→ PASSAGE FOR REVIEW

= Beginning of Section =

I’ve been on government aid since before I was born. It started with my mother and father, who went to public schools, funded by government. Through that government-funded program, they learned to reading, writing, history, math–the usual stuff we take for granted and expect our schools to teach.
I went to public schools too, and so did my children. We all got an education for which the taxpayers paid. I went to a state university. So did my husband and my kids. Without the state’s paying for elementary school, high school, and college, where would we be–we and all the other millions who benefited from government education?
All my life, I’ve eaten government-inspected meat. I’ve driven government-regulated cars. (I remember the unholy ruckus the car manufacturers made when they were first required to put seatbelts in the front seats.) I’ve ridden on government-inspected Ferris wheels, driven over government-maintained roads, taken off from airports and in airplanes that I relied on the government to keep safe.
Even the clothes we wear now have tags telling what they’re made of, where they’re made, and how to take care of them. Before 1960, you had to guess whether a material was cotton, linen, or polyester.
I had tons of cavities as a child, but my children had almost none, because of government-treated water.
Now I’m old, and I’m on a government pension. And Medicare. One more government program, and thank God for it.
All of these programs have problems, yes. Everything has problems! (I had a dishwasher once that was a total lemon, and without, as far as I know, any government involvement.)
And some of the programs are relatively new. My grandmother heroically encouraged her children to finish high school–heroically, because she needed the money they might bring in by working. Dad’s childhood included the charity ward at the hospital, doctor’s visits in old clothes (in hopes of a break in the price), dimly-lit rooms because electricity costs money, and borrowing fifty cents from a neighbor to buy food. They weren’t the poorest of the poor, either.

= End of Section =

→ TASKS TO COMPLETE
a) In the essay on government aid, what reason does the writer give for her children having almost no cavities?
b) Carry the essay on government aid forward, starting after its final sentence.

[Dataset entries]

= Beginning of Section =

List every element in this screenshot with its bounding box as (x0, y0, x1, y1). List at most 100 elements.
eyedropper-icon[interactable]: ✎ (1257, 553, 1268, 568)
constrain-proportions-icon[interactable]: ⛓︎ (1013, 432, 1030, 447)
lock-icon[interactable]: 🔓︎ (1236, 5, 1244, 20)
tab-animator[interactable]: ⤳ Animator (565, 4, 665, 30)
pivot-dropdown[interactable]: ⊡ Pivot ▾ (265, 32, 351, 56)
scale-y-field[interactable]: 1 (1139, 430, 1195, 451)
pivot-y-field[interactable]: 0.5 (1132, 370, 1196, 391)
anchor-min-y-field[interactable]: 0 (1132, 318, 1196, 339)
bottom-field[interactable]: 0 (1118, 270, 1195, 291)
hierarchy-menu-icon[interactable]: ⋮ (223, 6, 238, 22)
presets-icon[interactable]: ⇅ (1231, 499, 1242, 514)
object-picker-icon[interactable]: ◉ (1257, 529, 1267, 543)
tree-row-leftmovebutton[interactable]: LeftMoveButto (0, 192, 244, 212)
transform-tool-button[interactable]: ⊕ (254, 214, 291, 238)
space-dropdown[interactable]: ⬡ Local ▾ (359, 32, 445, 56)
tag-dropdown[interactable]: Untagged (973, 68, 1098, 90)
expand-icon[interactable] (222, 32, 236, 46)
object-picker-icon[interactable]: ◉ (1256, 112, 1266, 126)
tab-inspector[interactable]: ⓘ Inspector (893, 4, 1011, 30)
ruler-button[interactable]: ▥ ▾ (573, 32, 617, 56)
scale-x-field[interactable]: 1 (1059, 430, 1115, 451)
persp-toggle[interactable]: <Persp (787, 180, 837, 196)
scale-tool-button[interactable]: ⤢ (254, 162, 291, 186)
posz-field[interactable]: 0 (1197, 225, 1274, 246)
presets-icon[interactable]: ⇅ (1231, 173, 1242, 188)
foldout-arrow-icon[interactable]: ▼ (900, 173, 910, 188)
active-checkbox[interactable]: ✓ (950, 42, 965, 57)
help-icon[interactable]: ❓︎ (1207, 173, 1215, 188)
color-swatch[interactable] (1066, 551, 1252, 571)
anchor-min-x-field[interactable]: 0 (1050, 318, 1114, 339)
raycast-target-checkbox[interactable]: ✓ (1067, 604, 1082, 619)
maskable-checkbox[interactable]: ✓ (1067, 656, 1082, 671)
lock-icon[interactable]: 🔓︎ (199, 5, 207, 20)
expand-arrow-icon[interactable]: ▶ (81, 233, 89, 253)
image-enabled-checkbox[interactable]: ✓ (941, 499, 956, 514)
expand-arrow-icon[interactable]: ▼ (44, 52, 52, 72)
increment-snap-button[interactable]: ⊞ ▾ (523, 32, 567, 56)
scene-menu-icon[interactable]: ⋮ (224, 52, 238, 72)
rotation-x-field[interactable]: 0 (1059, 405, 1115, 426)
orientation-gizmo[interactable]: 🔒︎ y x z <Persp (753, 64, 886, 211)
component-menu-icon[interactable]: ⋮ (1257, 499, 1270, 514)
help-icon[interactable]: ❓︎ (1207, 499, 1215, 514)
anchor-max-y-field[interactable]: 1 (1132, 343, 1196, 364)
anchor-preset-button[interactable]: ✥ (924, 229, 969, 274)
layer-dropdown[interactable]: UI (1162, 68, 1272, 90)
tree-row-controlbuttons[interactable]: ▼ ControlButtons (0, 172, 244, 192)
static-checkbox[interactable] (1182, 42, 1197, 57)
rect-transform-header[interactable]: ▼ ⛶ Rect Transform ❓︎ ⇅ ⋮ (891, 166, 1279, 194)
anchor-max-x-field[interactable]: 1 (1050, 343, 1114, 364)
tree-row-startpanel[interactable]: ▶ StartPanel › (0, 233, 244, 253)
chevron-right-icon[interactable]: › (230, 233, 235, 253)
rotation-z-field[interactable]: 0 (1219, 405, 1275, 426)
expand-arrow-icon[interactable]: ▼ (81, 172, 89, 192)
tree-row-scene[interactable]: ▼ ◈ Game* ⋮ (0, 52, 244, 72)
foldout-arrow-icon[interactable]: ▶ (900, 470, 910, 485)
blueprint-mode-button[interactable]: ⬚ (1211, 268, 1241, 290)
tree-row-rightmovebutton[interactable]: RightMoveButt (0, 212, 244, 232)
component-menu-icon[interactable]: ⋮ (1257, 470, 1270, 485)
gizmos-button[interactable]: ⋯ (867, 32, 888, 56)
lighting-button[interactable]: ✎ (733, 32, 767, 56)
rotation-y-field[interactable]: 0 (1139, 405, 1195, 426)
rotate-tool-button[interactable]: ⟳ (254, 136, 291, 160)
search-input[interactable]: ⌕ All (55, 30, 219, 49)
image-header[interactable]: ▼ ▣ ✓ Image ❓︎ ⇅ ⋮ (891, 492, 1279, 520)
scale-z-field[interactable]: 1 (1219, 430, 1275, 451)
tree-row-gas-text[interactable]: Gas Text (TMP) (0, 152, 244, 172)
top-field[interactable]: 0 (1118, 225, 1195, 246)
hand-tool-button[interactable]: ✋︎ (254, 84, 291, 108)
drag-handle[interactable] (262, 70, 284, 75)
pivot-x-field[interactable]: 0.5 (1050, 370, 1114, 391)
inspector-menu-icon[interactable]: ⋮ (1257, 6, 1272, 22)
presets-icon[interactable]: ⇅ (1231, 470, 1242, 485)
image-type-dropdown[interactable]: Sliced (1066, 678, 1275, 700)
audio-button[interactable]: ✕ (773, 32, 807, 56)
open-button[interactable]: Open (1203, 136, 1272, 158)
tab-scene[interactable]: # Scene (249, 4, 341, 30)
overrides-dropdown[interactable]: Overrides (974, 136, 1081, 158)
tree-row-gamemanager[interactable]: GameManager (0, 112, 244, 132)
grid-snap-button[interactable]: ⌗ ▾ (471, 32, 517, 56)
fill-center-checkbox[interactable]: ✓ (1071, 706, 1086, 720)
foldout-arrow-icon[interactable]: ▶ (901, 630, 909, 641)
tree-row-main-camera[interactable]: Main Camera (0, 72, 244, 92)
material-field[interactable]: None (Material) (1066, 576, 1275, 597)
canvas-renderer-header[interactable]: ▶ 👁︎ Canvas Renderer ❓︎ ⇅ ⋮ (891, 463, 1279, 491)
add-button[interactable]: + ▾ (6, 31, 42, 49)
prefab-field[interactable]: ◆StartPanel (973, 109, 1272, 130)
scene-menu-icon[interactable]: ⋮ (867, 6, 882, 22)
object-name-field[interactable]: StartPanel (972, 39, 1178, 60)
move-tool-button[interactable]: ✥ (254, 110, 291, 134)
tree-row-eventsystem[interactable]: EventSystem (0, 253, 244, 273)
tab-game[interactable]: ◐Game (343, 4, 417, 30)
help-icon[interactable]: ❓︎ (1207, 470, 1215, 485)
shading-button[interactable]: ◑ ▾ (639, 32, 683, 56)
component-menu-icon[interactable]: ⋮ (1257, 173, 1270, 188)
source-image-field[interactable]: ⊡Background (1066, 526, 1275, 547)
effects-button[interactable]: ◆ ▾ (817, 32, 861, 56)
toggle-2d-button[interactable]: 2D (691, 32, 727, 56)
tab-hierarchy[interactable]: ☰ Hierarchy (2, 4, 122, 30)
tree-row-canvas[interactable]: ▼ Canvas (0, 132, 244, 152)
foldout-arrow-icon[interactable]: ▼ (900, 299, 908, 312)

= End of Section =

→ SOLVED PROBLEMS
a) Because of government-treated water.

b)
There was no SNAP, no WIC, no Medicaid.
Go back further, to, say, 1880. You can buy household books with handy hints to help you tell whether your sugar is partly sand, your milk is partly water, your pickles, clothes, and wallpaper are dyed with arsenic. But you practically have to be a chemist to apply some of those tests. Is that “linen” tablecloth really linen? Is your neighbor’s dog rabid? How much opium is safe for a baby? Who knows? The government is certainly no help. You may literally dose your child to death with dangerous over-the-counter remedies, and no one cares. Public dollars aren’t for keeping private babies alive.
If you have a good income, you try to save a third for your old age. If you don’t have a good income, you either move in with your kids or you and your spouse go to the poorhouse–probably separate poorhouses. Husbands and wives aren’t kept together. It’s sort of a Trump poverty scheme–make poverty as miserable as possible, lest someone, somewhere, take advantage.
Funny, no one says, “Make wealth as miserable as possible, lest some rich person or company take advantage.”
But they do take advantage; oh yes, they do.